++++ INFORMATION SHOWN ++++

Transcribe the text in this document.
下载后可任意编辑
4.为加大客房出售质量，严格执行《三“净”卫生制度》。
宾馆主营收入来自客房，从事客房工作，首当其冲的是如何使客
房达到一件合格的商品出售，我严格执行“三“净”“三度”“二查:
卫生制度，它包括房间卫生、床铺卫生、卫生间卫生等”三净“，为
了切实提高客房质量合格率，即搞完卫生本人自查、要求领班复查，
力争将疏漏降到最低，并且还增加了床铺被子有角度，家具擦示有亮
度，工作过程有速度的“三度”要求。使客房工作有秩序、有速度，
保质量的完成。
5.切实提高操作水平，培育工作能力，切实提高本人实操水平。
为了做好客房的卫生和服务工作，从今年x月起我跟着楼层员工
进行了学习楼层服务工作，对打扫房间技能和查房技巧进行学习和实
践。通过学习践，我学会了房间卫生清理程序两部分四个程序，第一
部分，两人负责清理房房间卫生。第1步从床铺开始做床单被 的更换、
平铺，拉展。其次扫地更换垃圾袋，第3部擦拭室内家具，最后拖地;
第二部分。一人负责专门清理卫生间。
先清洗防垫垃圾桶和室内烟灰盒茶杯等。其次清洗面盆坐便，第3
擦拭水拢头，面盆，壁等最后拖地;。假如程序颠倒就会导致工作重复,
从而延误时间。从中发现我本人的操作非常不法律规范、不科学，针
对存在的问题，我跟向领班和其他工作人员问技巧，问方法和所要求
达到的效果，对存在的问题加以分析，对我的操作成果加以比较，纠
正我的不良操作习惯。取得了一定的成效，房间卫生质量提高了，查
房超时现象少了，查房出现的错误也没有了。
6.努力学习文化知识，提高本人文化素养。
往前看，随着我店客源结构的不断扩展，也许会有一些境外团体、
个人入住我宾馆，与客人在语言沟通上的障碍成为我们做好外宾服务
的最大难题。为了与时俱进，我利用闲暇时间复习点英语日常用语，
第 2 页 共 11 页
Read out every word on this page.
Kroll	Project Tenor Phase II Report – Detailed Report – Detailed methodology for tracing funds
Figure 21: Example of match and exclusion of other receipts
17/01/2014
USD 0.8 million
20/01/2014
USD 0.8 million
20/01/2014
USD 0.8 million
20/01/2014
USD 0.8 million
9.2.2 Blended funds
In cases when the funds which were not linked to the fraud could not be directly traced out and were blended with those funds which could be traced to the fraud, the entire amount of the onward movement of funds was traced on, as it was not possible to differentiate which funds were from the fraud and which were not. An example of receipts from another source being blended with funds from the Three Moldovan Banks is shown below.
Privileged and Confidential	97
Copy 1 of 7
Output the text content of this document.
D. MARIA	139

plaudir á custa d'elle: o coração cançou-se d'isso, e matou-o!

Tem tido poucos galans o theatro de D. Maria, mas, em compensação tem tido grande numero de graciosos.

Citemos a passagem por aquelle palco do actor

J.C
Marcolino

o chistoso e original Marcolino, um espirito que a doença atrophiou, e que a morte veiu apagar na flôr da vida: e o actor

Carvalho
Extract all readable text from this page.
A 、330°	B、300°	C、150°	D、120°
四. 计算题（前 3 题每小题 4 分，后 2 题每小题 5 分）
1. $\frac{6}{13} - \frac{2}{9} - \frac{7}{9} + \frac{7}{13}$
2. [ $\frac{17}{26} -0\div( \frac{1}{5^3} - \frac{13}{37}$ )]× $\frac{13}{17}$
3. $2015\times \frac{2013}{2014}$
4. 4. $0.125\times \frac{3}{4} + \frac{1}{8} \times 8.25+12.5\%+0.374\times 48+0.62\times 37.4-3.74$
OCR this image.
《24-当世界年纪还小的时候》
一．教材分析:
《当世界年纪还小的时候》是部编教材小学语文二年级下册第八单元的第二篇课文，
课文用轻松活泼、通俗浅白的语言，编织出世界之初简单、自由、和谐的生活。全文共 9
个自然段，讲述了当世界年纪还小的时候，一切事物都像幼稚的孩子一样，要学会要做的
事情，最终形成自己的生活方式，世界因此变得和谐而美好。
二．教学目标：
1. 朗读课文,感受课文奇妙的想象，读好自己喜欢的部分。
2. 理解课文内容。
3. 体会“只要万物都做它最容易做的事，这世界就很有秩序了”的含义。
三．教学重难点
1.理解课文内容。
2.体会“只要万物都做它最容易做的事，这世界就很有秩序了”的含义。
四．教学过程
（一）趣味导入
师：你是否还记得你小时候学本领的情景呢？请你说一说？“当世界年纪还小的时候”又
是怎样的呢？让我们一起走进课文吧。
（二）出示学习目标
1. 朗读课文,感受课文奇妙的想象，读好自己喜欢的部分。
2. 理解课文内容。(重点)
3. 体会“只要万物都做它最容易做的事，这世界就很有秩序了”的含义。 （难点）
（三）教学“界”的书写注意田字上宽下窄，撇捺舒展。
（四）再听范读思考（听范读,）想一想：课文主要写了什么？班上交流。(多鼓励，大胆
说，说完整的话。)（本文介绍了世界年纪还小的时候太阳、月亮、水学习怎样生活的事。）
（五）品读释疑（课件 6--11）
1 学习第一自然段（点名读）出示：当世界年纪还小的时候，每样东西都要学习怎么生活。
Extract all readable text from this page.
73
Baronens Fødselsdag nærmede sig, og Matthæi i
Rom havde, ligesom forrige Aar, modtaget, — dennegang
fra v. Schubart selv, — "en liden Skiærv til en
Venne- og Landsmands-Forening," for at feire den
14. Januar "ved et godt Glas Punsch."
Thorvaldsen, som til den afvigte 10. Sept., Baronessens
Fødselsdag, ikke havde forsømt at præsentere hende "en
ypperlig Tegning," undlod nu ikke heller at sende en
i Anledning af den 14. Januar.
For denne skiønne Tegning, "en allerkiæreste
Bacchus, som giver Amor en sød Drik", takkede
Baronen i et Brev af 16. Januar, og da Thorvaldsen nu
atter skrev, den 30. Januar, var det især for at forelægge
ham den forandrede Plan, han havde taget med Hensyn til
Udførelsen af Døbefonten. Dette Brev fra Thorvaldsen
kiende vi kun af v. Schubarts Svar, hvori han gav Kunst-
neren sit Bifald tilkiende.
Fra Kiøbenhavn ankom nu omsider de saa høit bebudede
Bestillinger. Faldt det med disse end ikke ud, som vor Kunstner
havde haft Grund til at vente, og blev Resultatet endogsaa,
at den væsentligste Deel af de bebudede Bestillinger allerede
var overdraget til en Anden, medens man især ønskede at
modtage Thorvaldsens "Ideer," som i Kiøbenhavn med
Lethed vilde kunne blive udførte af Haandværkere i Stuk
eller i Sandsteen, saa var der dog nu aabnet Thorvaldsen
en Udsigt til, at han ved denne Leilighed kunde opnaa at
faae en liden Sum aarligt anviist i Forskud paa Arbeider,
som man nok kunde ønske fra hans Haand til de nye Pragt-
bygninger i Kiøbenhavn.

++++

### THE PROBLEM
Report the number of lines in the entries above that include the word "receipts" and add nothing to it.

### WRITTEN SOLUTION
2